■ A block of data
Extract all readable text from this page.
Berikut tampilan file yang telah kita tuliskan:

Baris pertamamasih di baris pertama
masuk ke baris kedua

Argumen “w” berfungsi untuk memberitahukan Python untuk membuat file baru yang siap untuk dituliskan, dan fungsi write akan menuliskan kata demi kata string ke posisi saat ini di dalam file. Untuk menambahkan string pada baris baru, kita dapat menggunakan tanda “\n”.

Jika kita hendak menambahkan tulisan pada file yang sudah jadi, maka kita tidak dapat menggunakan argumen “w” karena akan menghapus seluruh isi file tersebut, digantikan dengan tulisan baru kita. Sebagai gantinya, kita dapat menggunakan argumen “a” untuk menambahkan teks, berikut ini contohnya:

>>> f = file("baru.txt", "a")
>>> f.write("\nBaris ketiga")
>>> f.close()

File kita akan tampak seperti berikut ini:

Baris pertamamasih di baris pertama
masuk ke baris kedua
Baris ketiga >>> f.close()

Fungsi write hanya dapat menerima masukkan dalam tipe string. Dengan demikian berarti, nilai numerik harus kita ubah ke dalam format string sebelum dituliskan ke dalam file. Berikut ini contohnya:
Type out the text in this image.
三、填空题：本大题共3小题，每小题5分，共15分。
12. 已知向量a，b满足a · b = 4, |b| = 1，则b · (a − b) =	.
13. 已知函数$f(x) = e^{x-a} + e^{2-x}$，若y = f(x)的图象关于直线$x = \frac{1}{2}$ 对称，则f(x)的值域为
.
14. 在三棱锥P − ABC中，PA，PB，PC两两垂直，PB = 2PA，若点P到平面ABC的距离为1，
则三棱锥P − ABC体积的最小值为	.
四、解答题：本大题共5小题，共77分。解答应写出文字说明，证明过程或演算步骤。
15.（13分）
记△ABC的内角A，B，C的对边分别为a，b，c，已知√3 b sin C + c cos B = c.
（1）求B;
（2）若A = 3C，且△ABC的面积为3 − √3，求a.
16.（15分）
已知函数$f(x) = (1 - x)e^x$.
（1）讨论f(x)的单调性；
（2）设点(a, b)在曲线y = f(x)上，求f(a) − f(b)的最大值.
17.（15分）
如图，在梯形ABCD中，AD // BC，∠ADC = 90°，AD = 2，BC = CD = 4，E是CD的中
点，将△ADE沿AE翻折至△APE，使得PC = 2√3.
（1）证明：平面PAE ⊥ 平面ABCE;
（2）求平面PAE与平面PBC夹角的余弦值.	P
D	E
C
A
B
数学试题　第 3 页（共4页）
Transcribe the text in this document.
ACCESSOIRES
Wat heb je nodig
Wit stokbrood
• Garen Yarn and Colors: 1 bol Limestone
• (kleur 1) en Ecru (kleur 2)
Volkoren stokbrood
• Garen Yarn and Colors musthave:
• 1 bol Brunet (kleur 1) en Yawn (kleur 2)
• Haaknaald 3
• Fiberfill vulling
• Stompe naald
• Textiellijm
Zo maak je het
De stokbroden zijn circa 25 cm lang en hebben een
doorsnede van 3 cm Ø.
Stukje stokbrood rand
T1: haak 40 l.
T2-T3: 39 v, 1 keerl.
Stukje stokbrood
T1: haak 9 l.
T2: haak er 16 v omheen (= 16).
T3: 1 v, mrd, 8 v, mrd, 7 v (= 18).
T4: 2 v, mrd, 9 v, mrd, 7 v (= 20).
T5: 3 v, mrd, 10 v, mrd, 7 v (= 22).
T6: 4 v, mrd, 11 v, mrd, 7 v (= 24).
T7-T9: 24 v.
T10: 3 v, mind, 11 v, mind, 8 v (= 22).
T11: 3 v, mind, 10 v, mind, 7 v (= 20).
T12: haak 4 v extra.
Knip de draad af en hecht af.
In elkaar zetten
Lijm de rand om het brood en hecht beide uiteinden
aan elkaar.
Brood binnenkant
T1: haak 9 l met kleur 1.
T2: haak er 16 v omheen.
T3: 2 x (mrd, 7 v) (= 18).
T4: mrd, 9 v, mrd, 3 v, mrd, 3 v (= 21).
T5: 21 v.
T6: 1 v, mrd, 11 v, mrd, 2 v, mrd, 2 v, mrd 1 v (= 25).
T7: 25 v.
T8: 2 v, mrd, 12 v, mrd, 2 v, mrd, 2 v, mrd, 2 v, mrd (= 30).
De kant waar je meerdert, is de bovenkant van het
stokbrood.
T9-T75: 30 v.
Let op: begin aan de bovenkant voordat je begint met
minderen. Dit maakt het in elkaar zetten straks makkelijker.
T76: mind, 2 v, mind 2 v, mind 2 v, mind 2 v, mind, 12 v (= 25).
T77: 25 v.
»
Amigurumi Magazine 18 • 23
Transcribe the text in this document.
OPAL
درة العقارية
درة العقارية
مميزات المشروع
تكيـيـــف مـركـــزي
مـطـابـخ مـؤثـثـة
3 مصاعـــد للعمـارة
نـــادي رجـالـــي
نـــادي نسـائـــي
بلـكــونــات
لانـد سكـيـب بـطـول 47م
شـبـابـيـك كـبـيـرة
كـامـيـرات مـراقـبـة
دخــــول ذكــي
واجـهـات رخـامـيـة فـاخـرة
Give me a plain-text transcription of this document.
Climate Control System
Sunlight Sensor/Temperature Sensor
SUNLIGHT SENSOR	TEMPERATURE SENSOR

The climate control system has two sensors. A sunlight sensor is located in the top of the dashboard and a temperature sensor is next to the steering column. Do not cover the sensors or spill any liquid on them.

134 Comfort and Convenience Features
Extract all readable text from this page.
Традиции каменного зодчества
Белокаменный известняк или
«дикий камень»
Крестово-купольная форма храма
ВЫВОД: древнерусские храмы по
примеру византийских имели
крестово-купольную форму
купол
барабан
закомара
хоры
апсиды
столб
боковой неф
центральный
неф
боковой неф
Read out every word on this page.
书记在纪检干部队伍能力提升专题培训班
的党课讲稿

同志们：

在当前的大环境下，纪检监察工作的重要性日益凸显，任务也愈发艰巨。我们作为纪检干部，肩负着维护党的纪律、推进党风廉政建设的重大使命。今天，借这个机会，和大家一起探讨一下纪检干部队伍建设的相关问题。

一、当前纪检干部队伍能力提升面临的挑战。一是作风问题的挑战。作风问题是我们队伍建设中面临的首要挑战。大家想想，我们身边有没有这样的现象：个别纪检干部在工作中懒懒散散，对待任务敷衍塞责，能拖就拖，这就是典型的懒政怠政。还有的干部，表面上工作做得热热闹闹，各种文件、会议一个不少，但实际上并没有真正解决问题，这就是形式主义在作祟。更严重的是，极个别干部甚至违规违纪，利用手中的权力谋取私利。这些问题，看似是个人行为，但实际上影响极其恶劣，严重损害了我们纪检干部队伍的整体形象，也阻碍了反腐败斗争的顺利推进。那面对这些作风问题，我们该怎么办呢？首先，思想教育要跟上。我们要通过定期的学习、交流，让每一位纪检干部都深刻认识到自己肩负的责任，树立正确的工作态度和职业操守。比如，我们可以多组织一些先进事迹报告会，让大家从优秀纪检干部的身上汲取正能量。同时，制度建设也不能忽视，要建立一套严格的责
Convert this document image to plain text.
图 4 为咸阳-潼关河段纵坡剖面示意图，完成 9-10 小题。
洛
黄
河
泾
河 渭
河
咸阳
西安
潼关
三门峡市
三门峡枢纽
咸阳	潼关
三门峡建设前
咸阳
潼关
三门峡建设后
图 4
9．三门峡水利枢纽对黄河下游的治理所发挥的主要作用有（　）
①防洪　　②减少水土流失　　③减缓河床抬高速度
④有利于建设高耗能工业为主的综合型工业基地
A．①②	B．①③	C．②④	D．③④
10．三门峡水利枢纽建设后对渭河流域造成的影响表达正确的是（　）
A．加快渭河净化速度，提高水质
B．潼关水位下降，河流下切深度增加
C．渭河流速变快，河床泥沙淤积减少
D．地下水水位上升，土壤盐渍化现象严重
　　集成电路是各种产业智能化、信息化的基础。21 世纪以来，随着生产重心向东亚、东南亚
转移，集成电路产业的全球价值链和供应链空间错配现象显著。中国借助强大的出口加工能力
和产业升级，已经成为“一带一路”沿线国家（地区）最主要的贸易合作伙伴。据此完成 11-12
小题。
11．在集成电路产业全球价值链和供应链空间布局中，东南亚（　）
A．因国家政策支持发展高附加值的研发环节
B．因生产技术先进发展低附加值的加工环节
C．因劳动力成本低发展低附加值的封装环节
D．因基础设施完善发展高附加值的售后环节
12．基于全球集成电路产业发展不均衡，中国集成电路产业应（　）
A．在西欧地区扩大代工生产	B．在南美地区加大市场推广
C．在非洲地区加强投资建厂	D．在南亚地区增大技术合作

■ PROBLEM STATEMENT
From the material above, count the lines that include "ketiga" and give only the total.

■ COMPLETE OUTPUT
2